What to work on -
Leaving out every picture, quote the data below exactly as it appears.
%%
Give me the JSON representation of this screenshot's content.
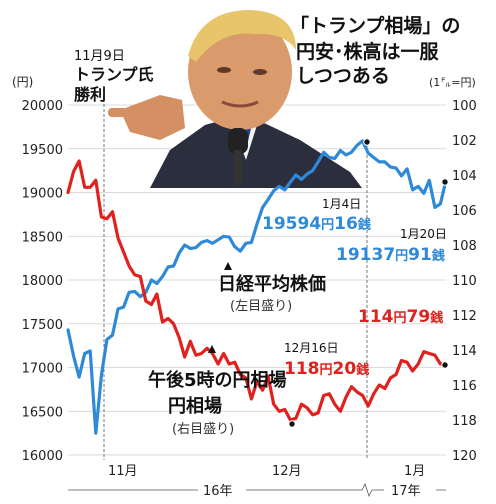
{
  "headline": {
    "line1": "「トランプ相場」の",
    "line2": "円安･株高は一服",
    "line3": "しつつある"
  },
  "chart_data": {
    "type": "line",
    "left_axis": {
      "unit_label": "(円)",
      "range": [
        16000,
        20000
      ],
      "ticks": [
        16000,
        16500,
        17000,
        17500,
        18000,
        18500,
        19000,
        19500,
        20000
      ],
      "tick_labels": [
        "16000",
        "16500",
        "17000",
        "17500",
        "18000",
        "18500",
        "19000",
        "19500",
        "20000"
      ]
    },
    "right_axis": {
      "unit_label": "(1㌦=円)",
      "range": [
        100,
        120
      ],
      "inverted": true,
      "ticks": [
        100,
        102,
        104,
        106,
        108,
        110,
        112,
        114,
        116,
        118,
        120
      ],
      "tick_labels": [
        "100",
        "102",
        "104",
        "106",
        "108",
        "110",
        "112",
        "114",
        "116",
        "118",
        "120"
      ]
    },
    "x_axis": {
      "month_labels": [
        "11月",
        "12月",
        "1月"
      ],
      "year_labels": [
        "16年",
        "17年"
      ]
    },
    "grid": true,
    "series": [
      {
        "name": "日経平均株価",
        "sub": "(左目盛り)",
        "axis": "left",
        "color": "#2e8ad8",
        "values": [
          17430,
          17130,
          16890,
          17160,
          17190,
          16250,
          16910,
          17320,
          17370,
          17670,
          17690,
          17860,
          17870,
          17810,
          17860,
          18000,
          17960,
          18040,
          18150,
          18160,
          18310,
          18400,
          18360,
          18370,
          18430,
          18450,
          18420,
          18460,
          18500,
          18490,
          18380,
          18330,
          18420,
          18430,
          18640,
          18830,
          18920,
          19020,
          19070,
          19030,
          19120,
          19200,
          19150,
          19210,
          19250,
          19350,
          19460,
          19400,
          19390,
          19480,
          19430,
          19460,
          19540,
          19590,
          19450,
          19400,
          19350,
          19350,
          19290,
          19280,
          19190,
          19270,
          19030,
          19070,
          18990,
          19140,
          18830,
          18870,
          19140
        ]
      },
      {
        "name": "午後5時の円相場",
        "sub": "(右目盛り)",
        "axis": "right",
        "color": "#e0211d",
        "values": [
          105.0,
          103.8,
          103.2,
          104.7,
          104.7,
          104.3,
          106.4,
          106.5,
          106.1,
          107.6,
          108.4,
          109.2,
          109.7,
          109.8,
          111.2,
          111.4,
          110.8,
          112.4,
          112.2,
          112.5,
          113.3,
          114.4,
          113.5,
          114.3,
          114.2,
          113.9,
          114.2,
          114.8,
          114.2,
          114.8,
          114.7,
          115.4,
          115.6,
          116.8,
          115.8,
          116.3,
          115.5,
          117.1,
          117.5,
          117.4,
          118.0,
          117.9,
          117.1,
          117.3,
          117.7,
          117.6,
          116.6,
          116.5,
          117.1,
          117.5,
          116.7,
          116.1,
          116.4,
          116.6,
          117.2,
          116.5,
          116.0,
          116.2,
          115.6,
          115.4,
          114.6,
          114.7,
          115.2,
          114.8,
          114.1,
          114.2,
          114.3,
          114.8,
          114.8
        ]
      }
    ],
    "annotations": {
      "election": {
        "date": "11月9日",
        "text": "トランプ氏",
        "text2": "勝利"
      },
      "jan4": {
        "date": "1月4日",
        "value_num": "19594",
        "value_unit1": "円",
        "value_num2": "16",
        "value_unit2": "銭"
      },
      "jan20_stock": {
        "date": "1月20日",
        "value_num": "19137",
        "value_unit1": "円",
        "value_num2": "91",
        "value_unit2": "銭"
      },
      "dec16": {
        "date": "12月16日",
        "value_num": "118",
        "value_unit1": "円",
        "value_num2": "20",
        "value_unit2": "銭"
      },
      "jan20_yen": {
        "value_num": "114",
        "value_unit1": "円",
        "value_num2": "79",
        "value_unit2": "銭"
      }
    }
  }
}
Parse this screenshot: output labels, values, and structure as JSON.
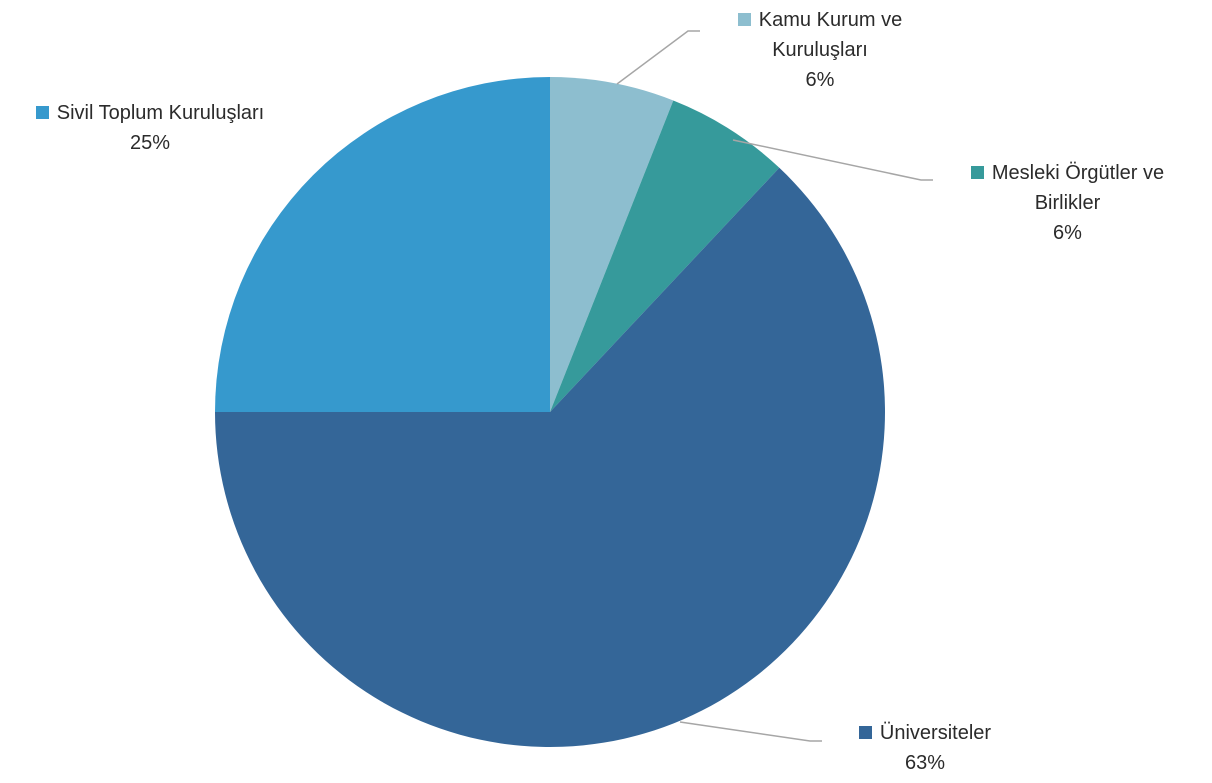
{
  "chart_data": {
    "type": "pie",
    "slices": [
      {
        "category_line1": "Kamu Kurum ve",
        "category_line2": "Kuruluşları",
        "value": 6,
        "value_label": "6%",
        "color": "#8dbecf"
      },
      {
        "category_line1": "Mesleki Örgütler ve",
        "category_line2": "Birlikler",
        "value": 6,
        "value_label": "6%",
        "color": "#369a9b"
      },
      {
        "category_line1": "Üniversiteler",
        "category_line2": "",
        "value": 63,
        "value_label": "63%",
        "color": "#346698"
      },
      {
        "category_line1": "Sivil Toplum Kuruluşları",
        "category_line2": "",
        "value": 25,
        "value_label": "25%",
        "color": "#3699cd"
      }
    ],
    "start_angle_deg": 0,
    "direction": "clockwise",
    "legend": "none",
    "data_labels": "outside-with-leader-lines"
  }
}
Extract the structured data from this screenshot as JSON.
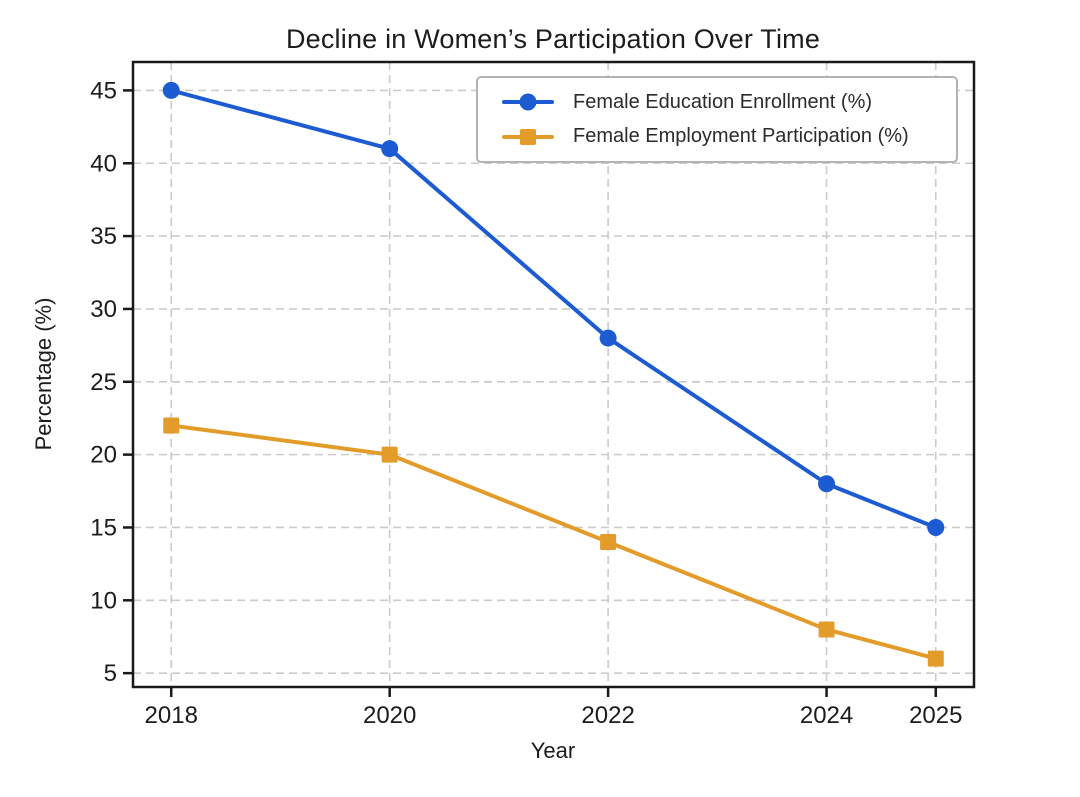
{
  "figure": {
    "background": "#ffffff"
  },
  "chart_data": {
    "type": "line",
    "title": "Decline in Women’s Participation Over Time",
    "xlabel": "Year",
    "ylabel": "Percentage (%)",
    "x": [
      2018,
      2020,
      2022,
      2024,
      2025
    ],
    "xtick_labels": [
      "2018",
      "2020",
      "2022",
      "2024",
      "2025"
    ],
    "yticks": [
      5,
      10,
      15,
      20,
      25,
      30,
      35,
      40,
      45
    ],
    "xlim": [
      2017.65,
      2025.35
    ],
    "ylim": [
      4.05,
      46.95
    ],
    "grid": true,
    "grid_style": "dashed",
    "legend_position": "upper right",
    "series": [
      {
        "name": "Female Education Enrollment (%)",
        "values": [
          45,
          41,
          28,
          18,
          15
        ],
        "color": "#1d5bd2",
        "marker": "circle"
      },
      {
        "name": "Female Employment Participation (%)",
        "values": [
          22,
          20,
          14,
          8,
          6
        ],
        "color": "#e39b2a",
        "marker": "square"
      }
    ],
    "colors": {
      "grid": "#cbcbcb",
      "axis": "#1a1a1a",
      "tick_label": "#1c1c1c",
      "legend_border": "#b3b3b3"
    }
  }
}
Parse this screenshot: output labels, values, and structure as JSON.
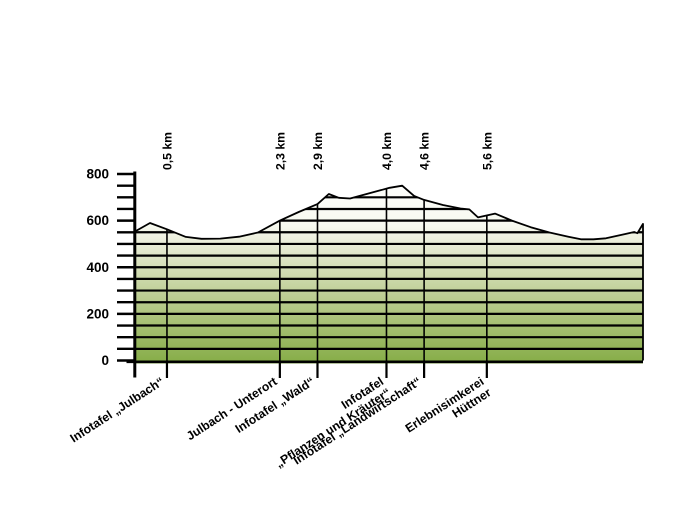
%%
Reply to the exercise -
Give me the JSON representation of this screenshot's content.
{
  "headline": {
    "line1": "「トランプ相場」の",
    "line2": "円安･株高は一服",
    "line3": "しつつある"
  },
  "chart_data": {
    "type": "line",
    "left_axis": {
      "unit_label": "(円)",
      "range": [
        16000,
        20000
      ],
      "ticks": [
        16000,
        16500,
        17000,
        17500,
        18000,
        18500,
        19000,
        19500,
        20000
      ],
      "tick_labels": [
        "16000",
        "16500",
        "17000",
        "17500",
        "18000",
        "18500",
        "19000",
        "19500",
        "20000"
      ]
    },
    "right_axis": {
      "unit_label": "(1㌦=円)",
      "range": [
        100,
        120
      ],
      "inverted": true,
      "ticks": [
        100,
        102,
        104,
        106,
        108,
        110,
        112,
        114,
        116,
        118,
        120
      ],
      "tick_labels": [
        "100",
        "102",
        "104",
        "106",
        "108",
        "110",
        "112",
        "114",
        "116",
        "118",
        "120"
      ]
    },
    "x_axis": {
      "month_labels": [
        "11月",
        "12月",
        "1月"
      ],
      "year_labels": [
        "16年",
        "17年"
      ]
    },
    "grid": true,
    "series": [
      {
        "name": "日経平均株価",
        "sub": "(左目盛り)",
        "axis": "left",
        "color": "#2e8ad8",
        "values": [
          17430,
          17130,
          16890,
          17160,
          17190,
          16250,
          16910,
          17320,
          17370,
          17670,
          17690,
          17860,
          17870,
          17810,
          17860,
          18000,
          17960,
          18040,
          18150,
          18160,
          18310,
          18400,
          18360,
          18370,
          18430,
          18450,
          18420,
          18460,
          18500,
          18490,
          18380,
          18330,
          18420,
          18430,
          18640,
          18830,
          18920,
          19020,
          19070,
          19030,
          19120,
          19200,
          19150,
          19210,
          19250,
          19350,
          19460,
          19400,
          19390,
          19480,
          19430,
          19460,
          19540,
          19590,
          19450,
          19400,
          19350,
          19350,
          19290,
          19280,
          19190,
          19270,
          19030,
          19070,
          18990,
          19140,
          18830,
          18870,
          19140
        ]
      },
      {
        "name": "午後5時の円相場",
        "sub": "(右目盛り)",
        "axis": "right",
        "color": "#e0211d",
        "values": [
          105.0,
          103.8,
          103.2,
          104.7,
          104.7,
          104.3,
          106.4,
          106.5,
          106.1,
          107.6,
          108.4,
          109.2,
          109.7,
          109.8,
          111.2,
          111.4,
          110.8,
          112.4,
          112.2,
          112.5,
          113.3,
          114.4,
          113.5,
          114.3,
          114.2,
          113.9,
          114.2,
          114.8,
          114.2,
          114.8,
          114.7,
          115.4,
          115.6,
          116.8,
          115.8,
          116.3,
          115.5,
          117.1,
          117.5,
          117.4,
          118.0,
          117.9,
          117.1,
          117.3,
          117.7,
          117.6,
          116.6,
          116.5,
          117.1,
          117.5,
          116.7,
          116.1,
          116.4,
          116.6,
          117.2,
          116.5,
          116.0,
          116.2,
          115.6,
          115.4,
          114.6,
          114.7,
          115.2,
          114.8,
          114.1,
          114.2,
          114.3,
          114.8,
          114.8
        ]
      }
    ],
    "annotations": {
      "election": {
        "date": "11月9日",
        "text": "トランプ氏",
        "text2": "勝利"
      },
      "jan4": {
        "date": "1月4日",
        "value_num": "19594",
        "value_unit1": "円",
        "value_num2": "16",
        "value_unit2": "銭"
      },
      "jan20_stock": {
        "date": "1月20日",
        "value_num": "19137",
        "value_unit1": "円",
        "value_num2": "91",
        "value_unit2": "銭"
      },
      "dec16": {
        "date": "12月16日",
        "value_num": "118",
        "value_unit1": "円",
        "value_num2": "20",
        "value_unit2": "銭"
      },
      "jan20_yen": {
        "value_num": "114",
        "value_unit1": "円",
        "value_num2": "79",
        "value_unit2": "銭"
      }
    }
  }
}
Parse this screenshot: output labels, values, and structure as JSON.
{
  "chart_data": {
    "type": "pie",
    "slices": [
      {
        "category_line1": "Kamu Kurum ve",
        "category_line2": "Kuruluşları",
        "value": 6,
        "value_label": "6%",
        "color": "#8dbecf"
      },
      {
        "category_line1": "Mesleki Örgütler ve",
        "category_line2": "Birlikler",
        "value": 6,
        "value_label": "6%",
        "color": "#369a9b"
      },
      {
        "category_line1": "Üniversiteler",
        "category_line2": "",
        "value": 63,
        "value_label": "63%",
        "color": "#346698"
      },
      {
        "category_line1": "Sivil Toplum Kuruluşları",
        "category_line2": "",
        "value": 25,
        "value_label": "25%",
        "color": "#3699cd"
      }
    ],
    "start_angle_deg": 0,
    "direction": "clockwise",
    "legend": "none",
    "data_labels": "outside-with-leader-lines"
  }
}
Extract the structured data from this screenshot as JSON.
{
  "figure": {
    "background": "#ffffff"
  },
  "chart_data": {
    "type": "line",
    "title": "Decline in Women’s Participation Over Time",
    "xlabel": "Year",
    "ylabel": "Percentage (%)",
    "x": [
      2018,
      2020,
      2022,
      2024,
      2025
    ],
    "xtick_labels": [
      "2018",
      "2020",
      "2022",
      "2024",
      "2025"
    ],
    "yticks": [
      5,
      10,
      15,
      20,
      25,
      30,
      35,
      40,
      45
    ],
    "xlim": [
      2017.65,
      2025.35
    ],
    "ylim": [
      4.05,
      46.95
    ],
    "grid": true,
    "grid_style": "dashed",
    "legend_position": "upper right",
    "series": [
      {
        "name": "Female Education Enrollment (%)",
        "values": [
          45,
          41,
          28,
          18,
          15
        ],
        "color": "#1d5bd2",
        "marker": "circle"
      },
      {
        "name": "Female Employment Participation (%)",
        "values": [
          22,
          20,
          14,
          8,
          6
        ],
        "color": "#e39b2a",
        "marker": "square"
      }
    ],
    "colors": {
      "grid": "#cbcbcb",
      "axis": "#1a1a1a",
      "tick_label": "#1c1c1c",
      "legend_border": "#b3b3b3"
    }
  }
}
Parse this screenshot: output labels, values, and structure as JSON.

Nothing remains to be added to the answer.